» **Set exercise**
Tally every line of the listing below that holds "Need", then give the tally alone.

━━ Data shown

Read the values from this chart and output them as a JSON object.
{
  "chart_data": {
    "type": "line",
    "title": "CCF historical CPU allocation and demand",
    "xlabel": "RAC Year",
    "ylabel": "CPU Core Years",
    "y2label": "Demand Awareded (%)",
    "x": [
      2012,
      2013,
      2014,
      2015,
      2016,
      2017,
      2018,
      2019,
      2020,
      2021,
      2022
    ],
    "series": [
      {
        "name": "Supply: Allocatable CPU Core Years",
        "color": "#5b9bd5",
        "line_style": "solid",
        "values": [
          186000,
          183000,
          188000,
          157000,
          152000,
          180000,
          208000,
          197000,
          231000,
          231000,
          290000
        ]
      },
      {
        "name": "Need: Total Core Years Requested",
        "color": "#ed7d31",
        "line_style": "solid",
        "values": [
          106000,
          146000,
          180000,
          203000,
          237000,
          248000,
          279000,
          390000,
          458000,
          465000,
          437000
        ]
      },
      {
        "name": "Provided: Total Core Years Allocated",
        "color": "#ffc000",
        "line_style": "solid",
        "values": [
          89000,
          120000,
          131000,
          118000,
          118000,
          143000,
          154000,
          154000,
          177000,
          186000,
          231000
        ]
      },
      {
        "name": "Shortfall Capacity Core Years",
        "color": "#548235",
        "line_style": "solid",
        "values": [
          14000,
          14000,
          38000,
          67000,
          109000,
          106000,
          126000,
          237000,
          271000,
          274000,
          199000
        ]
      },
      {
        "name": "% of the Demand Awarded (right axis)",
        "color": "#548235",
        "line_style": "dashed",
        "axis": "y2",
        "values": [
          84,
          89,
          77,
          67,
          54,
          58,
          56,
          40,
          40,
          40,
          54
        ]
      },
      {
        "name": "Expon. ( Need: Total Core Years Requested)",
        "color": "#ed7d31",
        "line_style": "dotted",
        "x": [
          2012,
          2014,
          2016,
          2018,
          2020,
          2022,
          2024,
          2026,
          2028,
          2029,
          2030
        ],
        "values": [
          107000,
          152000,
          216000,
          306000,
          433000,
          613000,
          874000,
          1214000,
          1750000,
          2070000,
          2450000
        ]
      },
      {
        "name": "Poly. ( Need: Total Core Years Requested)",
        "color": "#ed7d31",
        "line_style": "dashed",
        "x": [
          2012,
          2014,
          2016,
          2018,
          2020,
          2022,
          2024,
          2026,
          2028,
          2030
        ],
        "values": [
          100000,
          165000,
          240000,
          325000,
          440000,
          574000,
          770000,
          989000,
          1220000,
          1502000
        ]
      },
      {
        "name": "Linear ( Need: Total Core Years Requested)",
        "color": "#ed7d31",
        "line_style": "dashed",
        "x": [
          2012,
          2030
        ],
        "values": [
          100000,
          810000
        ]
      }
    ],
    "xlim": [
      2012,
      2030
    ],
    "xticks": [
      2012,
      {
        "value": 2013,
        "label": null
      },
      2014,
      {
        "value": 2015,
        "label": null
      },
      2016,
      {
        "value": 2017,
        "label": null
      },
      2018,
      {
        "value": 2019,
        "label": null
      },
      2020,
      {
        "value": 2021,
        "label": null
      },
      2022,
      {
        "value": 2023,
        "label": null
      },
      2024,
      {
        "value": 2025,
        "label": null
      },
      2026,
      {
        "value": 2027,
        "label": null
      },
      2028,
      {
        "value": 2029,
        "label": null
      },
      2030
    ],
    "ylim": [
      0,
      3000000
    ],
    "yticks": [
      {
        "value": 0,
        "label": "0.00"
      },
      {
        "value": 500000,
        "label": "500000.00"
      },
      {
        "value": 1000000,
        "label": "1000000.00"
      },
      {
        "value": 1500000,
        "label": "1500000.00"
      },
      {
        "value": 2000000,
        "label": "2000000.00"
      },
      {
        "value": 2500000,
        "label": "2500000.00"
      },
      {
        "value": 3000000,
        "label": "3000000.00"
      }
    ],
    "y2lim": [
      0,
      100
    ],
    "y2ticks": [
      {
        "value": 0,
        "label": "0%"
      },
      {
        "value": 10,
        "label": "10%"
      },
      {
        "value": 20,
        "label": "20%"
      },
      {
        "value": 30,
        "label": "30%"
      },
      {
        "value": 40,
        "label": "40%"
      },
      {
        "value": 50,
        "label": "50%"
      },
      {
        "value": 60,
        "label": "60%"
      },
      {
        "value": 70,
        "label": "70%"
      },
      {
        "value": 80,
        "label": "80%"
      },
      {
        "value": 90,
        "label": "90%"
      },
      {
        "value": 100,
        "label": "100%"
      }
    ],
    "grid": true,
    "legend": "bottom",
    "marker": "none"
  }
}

━━━━

» **Task solution**
4